AIM OF THE EXERCISE: In the entries below, find the lines with the word "lock" and copy them.

Start of SOURCE DATA

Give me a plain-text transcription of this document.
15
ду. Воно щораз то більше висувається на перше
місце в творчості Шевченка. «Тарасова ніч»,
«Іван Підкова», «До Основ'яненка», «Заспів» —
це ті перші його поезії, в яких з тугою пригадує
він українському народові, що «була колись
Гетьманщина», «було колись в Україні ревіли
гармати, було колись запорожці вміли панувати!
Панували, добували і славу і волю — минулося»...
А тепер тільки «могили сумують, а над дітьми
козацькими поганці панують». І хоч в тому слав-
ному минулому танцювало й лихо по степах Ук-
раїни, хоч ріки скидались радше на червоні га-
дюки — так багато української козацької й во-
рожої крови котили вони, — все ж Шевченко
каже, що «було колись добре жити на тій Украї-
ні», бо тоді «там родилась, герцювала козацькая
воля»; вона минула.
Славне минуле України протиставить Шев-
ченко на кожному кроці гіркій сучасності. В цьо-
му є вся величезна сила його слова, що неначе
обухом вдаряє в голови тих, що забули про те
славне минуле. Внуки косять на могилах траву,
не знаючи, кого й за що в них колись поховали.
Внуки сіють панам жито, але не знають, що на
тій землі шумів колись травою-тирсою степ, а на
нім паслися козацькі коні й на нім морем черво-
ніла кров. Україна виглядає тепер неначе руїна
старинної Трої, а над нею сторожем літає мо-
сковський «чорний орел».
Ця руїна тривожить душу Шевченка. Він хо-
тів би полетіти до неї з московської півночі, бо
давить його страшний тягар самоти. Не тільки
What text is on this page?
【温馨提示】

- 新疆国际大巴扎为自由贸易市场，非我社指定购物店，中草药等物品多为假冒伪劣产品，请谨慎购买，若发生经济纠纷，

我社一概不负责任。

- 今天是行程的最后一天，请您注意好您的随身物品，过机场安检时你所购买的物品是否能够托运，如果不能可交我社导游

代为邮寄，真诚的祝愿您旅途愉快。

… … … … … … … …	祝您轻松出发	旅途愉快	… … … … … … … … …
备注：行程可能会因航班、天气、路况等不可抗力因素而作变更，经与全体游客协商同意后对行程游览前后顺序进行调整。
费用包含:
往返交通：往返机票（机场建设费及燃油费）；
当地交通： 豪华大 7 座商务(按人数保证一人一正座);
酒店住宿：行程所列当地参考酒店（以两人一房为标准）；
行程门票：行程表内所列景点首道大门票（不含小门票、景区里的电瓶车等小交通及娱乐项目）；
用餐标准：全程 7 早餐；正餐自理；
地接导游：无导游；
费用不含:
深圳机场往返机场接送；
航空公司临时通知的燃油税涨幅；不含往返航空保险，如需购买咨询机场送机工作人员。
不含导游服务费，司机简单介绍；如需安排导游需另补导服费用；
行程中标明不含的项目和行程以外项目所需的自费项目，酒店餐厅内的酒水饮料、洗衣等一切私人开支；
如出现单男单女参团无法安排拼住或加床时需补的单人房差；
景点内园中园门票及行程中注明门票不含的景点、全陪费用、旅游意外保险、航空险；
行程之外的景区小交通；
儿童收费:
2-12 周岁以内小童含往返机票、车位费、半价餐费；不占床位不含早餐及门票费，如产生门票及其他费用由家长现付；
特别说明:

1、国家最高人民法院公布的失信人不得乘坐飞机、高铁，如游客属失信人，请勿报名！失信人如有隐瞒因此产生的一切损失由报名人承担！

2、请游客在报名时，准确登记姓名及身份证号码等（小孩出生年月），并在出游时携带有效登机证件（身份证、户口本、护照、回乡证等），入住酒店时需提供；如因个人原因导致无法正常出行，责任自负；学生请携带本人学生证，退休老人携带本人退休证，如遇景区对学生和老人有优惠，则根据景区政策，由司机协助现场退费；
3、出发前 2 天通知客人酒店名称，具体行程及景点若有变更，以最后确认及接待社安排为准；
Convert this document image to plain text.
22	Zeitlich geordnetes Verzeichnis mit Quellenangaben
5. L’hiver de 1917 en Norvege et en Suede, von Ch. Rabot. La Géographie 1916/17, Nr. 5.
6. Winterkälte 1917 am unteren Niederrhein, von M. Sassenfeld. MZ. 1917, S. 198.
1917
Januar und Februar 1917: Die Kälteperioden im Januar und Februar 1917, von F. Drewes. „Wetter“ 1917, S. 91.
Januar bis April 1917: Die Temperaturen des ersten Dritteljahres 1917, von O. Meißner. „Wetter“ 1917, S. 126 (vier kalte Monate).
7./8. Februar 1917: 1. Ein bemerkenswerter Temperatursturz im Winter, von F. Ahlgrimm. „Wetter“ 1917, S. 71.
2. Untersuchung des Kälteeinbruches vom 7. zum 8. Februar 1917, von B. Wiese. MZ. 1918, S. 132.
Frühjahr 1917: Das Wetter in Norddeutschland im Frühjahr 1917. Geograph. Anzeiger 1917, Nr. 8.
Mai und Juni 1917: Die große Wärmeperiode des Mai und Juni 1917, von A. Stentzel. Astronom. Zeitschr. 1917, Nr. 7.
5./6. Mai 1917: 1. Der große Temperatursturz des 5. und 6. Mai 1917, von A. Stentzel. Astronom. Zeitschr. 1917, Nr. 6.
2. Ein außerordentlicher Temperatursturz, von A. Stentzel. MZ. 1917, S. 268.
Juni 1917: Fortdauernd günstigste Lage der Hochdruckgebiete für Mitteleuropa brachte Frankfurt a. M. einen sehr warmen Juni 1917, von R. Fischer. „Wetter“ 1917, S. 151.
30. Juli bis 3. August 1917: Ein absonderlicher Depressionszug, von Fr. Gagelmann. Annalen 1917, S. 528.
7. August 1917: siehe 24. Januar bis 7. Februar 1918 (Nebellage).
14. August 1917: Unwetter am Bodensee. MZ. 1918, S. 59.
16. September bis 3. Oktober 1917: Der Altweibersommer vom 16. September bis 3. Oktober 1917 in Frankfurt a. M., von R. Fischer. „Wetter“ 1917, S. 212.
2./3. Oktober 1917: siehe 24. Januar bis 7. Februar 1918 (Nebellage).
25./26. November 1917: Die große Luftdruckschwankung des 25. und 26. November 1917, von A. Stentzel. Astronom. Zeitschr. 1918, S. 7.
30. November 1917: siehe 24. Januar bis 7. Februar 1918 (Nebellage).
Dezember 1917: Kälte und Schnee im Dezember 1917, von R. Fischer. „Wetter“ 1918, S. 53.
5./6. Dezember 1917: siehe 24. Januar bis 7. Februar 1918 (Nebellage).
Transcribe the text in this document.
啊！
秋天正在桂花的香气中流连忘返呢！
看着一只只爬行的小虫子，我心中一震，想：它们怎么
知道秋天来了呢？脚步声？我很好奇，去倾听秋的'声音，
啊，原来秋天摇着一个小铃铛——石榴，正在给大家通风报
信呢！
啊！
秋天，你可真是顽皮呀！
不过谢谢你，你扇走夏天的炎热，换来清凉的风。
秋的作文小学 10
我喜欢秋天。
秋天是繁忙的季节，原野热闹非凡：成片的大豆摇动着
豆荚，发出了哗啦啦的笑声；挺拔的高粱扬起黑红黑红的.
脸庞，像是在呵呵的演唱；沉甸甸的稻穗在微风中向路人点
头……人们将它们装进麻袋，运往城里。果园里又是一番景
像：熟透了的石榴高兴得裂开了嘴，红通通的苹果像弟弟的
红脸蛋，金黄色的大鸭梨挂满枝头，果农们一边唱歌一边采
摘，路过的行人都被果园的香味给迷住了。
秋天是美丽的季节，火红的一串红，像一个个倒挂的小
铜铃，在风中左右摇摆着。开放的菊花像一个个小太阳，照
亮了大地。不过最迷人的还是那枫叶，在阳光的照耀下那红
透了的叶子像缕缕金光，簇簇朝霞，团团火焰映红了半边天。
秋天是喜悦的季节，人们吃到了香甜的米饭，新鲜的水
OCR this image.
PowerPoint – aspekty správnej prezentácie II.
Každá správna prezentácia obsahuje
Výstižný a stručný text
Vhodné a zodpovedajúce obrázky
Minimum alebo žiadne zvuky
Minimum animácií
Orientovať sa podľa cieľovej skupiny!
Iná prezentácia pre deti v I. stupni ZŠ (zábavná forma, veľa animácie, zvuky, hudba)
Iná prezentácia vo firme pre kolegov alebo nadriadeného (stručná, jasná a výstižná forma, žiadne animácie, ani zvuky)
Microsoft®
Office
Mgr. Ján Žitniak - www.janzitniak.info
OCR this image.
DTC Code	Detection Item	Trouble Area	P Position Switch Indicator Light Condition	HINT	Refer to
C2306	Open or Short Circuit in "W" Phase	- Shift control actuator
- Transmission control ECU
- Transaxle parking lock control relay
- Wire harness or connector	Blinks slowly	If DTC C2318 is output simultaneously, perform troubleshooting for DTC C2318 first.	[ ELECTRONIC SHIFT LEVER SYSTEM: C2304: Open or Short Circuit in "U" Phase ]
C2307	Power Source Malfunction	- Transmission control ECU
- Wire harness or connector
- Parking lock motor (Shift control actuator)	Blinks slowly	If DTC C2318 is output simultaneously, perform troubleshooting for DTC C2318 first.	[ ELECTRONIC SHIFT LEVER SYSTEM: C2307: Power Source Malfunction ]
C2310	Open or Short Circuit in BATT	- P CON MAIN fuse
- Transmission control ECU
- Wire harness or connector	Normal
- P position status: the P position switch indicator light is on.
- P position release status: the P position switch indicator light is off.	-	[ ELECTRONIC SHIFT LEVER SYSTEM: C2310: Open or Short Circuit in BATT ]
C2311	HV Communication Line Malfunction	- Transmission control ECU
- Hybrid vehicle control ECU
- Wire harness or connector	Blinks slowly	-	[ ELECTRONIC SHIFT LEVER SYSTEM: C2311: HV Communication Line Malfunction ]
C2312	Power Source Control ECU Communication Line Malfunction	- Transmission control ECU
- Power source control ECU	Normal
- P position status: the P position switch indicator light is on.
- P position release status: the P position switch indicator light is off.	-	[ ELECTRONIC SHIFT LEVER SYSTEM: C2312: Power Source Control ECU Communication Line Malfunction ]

End of SOURCE DATA

SOLUTION BELOW:
- Transaxle parking lock control relay
- Parking lock motor (Shift control actuator)	Blinks slowly	If DTC C2318 is output simultaneously, perform troubleshooting for DTC C2318 first.	[ ELECTRONIC SHIFT LEVER SYSTEM: C2307: Power Source Malfunction ]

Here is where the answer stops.